--- TO DO ---
Give the number of lines in the records below that include "percentage". Reply with that number alone.

-- begin --

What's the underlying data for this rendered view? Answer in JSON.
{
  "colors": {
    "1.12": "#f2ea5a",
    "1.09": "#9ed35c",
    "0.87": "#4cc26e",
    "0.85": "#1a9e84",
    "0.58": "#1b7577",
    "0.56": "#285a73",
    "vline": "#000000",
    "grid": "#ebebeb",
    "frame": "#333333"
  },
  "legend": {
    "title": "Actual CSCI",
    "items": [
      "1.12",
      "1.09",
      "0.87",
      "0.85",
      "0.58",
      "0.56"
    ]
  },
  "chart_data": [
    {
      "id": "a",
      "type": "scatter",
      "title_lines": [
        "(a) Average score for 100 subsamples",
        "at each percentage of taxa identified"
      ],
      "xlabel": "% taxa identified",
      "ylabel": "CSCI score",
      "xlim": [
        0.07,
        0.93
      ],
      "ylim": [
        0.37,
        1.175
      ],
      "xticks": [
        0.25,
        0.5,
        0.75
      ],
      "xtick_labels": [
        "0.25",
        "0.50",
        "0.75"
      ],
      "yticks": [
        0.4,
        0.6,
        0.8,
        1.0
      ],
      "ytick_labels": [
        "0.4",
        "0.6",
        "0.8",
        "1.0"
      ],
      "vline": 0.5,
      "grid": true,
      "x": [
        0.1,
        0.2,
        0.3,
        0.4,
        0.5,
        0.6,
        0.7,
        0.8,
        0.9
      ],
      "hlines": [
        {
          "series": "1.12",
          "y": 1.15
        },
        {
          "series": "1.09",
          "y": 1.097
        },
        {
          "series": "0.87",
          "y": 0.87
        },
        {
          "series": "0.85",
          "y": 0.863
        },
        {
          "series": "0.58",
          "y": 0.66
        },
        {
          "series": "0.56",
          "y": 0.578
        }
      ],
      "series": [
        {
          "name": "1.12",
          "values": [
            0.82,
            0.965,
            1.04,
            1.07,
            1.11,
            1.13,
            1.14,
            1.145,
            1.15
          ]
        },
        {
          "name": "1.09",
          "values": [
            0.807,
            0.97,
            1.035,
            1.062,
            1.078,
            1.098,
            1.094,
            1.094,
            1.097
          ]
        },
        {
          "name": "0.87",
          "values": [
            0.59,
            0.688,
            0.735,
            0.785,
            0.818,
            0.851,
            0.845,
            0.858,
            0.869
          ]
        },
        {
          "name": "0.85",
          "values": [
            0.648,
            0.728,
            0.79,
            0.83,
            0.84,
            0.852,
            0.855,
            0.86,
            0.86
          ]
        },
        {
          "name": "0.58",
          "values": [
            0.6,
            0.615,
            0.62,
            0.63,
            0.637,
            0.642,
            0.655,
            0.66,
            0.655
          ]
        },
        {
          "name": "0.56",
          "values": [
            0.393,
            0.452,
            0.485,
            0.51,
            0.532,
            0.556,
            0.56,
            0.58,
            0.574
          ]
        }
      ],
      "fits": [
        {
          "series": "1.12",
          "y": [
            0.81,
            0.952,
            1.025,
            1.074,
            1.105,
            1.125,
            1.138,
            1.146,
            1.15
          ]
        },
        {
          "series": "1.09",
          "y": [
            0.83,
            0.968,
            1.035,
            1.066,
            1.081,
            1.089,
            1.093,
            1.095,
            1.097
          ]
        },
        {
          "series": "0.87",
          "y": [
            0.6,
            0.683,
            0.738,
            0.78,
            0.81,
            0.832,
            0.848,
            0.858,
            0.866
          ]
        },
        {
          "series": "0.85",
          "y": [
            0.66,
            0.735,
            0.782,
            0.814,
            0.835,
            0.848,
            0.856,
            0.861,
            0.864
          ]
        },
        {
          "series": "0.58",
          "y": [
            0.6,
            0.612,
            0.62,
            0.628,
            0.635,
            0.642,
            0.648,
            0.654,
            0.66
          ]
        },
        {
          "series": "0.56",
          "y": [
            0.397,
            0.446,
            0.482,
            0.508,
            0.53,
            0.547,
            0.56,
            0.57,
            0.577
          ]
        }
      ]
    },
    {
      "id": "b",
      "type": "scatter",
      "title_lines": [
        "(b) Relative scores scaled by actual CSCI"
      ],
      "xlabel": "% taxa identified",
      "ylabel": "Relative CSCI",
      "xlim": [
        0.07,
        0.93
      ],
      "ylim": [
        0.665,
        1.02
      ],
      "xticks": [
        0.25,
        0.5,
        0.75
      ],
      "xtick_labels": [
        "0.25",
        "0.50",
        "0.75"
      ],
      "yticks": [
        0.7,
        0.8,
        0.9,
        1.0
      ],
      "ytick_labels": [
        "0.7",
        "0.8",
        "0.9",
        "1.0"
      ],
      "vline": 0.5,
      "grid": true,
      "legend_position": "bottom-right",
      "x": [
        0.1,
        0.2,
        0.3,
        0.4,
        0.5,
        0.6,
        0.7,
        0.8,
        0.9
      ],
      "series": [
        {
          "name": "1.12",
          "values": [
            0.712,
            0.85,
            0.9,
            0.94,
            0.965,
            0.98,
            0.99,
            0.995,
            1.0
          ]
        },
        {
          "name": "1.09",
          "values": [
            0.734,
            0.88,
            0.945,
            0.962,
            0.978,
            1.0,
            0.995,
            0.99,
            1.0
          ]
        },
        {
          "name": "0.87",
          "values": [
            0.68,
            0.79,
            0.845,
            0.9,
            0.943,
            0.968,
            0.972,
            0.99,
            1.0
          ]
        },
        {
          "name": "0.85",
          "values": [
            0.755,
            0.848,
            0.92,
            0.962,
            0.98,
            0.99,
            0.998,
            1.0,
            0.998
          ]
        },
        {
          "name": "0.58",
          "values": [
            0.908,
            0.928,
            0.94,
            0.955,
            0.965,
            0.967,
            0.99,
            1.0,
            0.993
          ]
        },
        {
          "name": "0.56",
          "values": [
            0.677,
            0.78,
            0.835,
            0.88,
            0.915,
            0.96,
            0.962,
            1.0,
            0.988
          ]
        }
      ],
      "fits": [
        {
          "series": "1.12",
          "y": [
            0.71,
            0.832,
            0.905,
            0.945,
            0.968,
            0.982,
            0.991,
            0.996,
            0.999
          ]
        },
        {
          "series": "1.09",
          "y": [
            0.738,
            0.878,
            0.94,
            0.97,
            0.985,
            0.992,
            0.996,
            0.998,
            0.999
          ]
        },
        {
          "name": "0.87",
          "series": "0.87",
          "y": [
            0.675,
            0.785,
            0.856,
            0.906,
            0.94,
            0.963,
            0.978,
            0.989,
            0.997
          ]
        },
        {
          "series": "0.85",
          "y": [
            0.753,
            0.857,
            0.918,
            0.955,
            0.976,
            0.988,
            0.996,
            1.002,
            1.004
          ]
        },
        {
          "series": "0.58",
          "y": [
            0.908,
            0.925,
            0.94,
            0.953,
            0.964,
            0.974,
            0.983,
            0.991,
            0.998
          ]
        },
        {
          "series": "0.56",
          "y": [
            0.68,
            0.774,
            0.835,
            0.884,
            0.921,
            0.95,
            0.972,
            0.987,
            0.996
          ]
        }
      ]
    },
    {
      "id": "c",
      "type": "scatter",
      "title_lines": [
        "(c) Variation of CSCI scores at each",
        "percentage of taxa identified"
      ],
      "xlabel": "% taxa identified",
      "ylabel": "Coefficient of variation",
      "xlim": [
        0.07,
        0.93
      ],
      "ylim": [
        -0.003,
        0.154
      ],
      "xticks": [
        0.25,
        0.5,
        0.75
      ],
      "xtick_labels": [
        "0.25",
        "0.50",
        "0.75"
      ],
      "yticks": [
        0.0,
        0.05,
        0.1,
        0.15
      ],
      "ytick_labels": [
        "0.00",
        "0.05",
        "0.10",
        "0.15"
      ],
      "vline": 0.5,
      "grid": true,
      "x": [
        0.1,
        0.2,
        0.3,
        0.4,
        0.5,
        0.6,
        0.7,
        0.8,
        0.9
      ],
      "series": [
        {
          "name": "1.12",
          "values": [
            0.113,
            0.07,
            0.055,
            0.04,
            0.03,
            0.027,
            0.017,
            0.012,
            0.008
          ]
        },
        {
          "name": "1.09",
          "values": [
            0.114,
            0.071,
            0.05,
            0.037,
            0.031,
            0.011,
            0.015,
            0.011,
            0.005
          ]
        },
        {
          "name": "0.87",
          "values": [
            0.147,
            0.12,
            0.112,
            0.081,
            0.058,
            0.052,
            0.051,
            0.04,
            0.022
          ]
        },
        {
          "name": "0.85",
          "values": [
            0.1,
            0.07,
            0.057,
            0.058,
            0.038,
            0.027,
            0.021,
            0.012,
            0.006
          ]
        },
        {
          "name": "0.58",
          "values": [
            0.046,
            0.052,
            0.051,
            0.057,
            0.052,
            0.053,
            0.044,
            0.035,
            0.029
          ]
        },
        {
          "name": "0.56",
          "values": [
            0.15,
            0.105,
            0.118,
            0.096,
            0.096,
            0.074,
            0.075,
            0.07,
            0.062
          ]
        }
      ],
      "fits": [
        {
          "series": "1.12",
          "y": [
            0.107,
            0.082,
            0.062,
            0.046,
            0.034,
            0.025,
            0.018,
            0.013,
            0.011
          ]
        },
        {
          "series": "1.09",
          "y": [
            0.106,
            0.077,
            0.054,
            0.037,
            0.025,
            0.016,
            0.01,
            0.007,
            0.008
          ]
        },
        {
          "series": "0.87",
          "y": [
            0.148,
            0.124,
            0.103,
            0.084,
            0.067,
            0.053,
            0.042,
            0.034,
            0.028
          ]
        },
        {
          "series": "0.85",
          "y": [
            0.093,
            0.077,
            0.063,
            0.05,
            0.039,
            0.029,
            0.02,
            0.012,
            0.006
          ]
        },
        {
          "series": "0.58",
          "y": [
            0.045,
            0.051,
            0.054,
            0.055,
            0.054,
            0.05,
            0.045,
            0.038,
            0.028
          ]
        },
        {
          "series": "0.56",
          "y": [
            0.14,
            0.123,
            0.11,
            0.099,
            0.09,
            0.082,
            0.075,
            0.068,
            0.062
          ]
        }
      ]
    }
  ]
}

-- end --

--- ANSWER TO THE EXERCISE ---
2